State how many lines of the records contain the string "content". Give the number alone.

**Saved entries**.
■ ■ ■ ■ ■ ■ ■
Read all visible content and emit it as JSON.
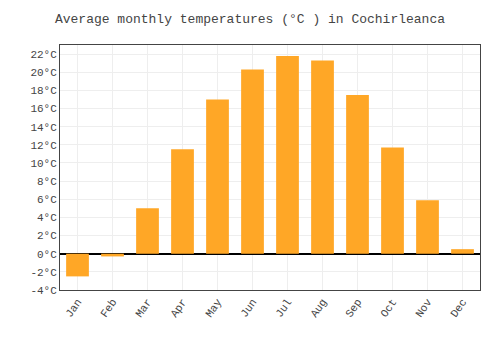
{
  "chart_data": {
    "type": "bar",
    "title": "Average monthly temperatures (°C ) in Cochirleanca",
    "categories": [
      "Jan",
      "Feb",
      "Mar",
      "Apr",
      "May",
      "Jun",
      "Jul",
      "Aug",
      "Sep",
      "Oct",
      "Nov",
      "Dec"
    ],
    "values": [
      -2.5,
      -0.3,
      5.0,
      11.5,
      17.0,
      20.3,
      21.8,
      21.3,
      17.5,
      11.7,
      5.9,
      0.5
    ],
    "color": "#FFA726",
    "ylim": [
      -4,
      23
    ],
    "yticks": [
      {
        "value": -4,
        "label": "-4°C"
      },
      {
        "value": -2,
        "label": "-2°C"
      },
      {
        "value": 0,
        "label": "0°C"
      },
      {
        "value": 2,
        "label": "2°C"
      },
      {
        "value": 4,
        "label": "4°C"
      },
      {
        "value": 6,
        "label": "6°C"
      },
      {
        "value": 8,
        "label": "8°C"
      },
      {
        "value": 10,
        "label": "10°C"
      },
      {
        "value": 12,
        "label": "12°C"
      },
      {
        "value": 14,
        "label": "14°C"
      },
      {
        "value": 16,
        "label": "16°C"
      },
      {
        "value": 18,
        "label": "18°C"
      },
      {
        "value": 20,
        "label": "20°C"
      },
      {
        "value": 22,
        "label": "22°C"
      }
    ],
    "grid": true
  }
}
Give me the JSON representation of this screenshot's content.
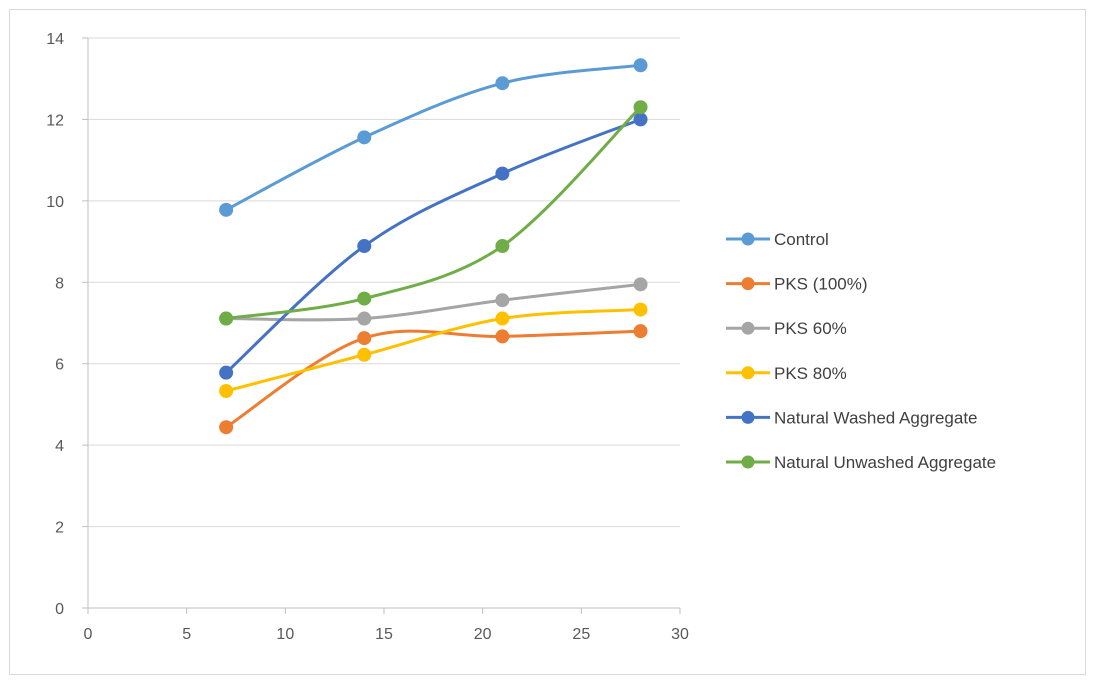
{
  "chart_data": {
    "type": "line",
    "title": "",
    "xlabel": "",
    "ylabel": "",
    "xlim": [
      0,
      30
    ],
    "ylim": [
      0,
      14
    ],
    "x_ticks": [
      0,
      5,
      10,
      15,
      20,
      25,
      30
    ],
    "y_ticks": [
      0,
      2,
      4,
      6,
      8,
      10,
      12,
      14
    ],
    "grid": "horizontal",
    "legend_position": "right",
    "smooth": true,
    "x": [
      7,
      14,
      21,
      28
    ],
    "series": [
      {
        "name": "Control",
        "color": "#5B9BD5",
        "values": [
          9.78,
          11.56,
          12.89,
          13.33
        ]
      },
      {
        "name": "PKS (100%)",
        "color": "#ED7D31",
        "values": [
          4.44,
          6.63,
          6.67,
          6.8
        ]
      },
      {
        "name": "PKS 60%",
        "color": "#A5A5A5",
        "values": [
          7.11,
          7.11,
          7.56,
          7.95
        ]
      },
      {
        "name": "PKS 80%",
        "color": "#FFC000",
        "values": [
          5.33,
          6.22,
          7.11,
          7.33
        ]
      },
      {
        "name": "Natural Washed Aggregate",
        "color": "#4472C4",
        "values": [
          5.78,
          8.89,
          10.67,
          12.0
        ]
      },
      {
        "name": "Natural Unwashed Aggregate",
        "color": "#70AD47",
        "values": [
          7.11,
          7.6,
          8.89,
          12.3
        ]
      }
    ]
  }
}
■ ■ ■ ■ ■ ■ ■
**Written response**.
2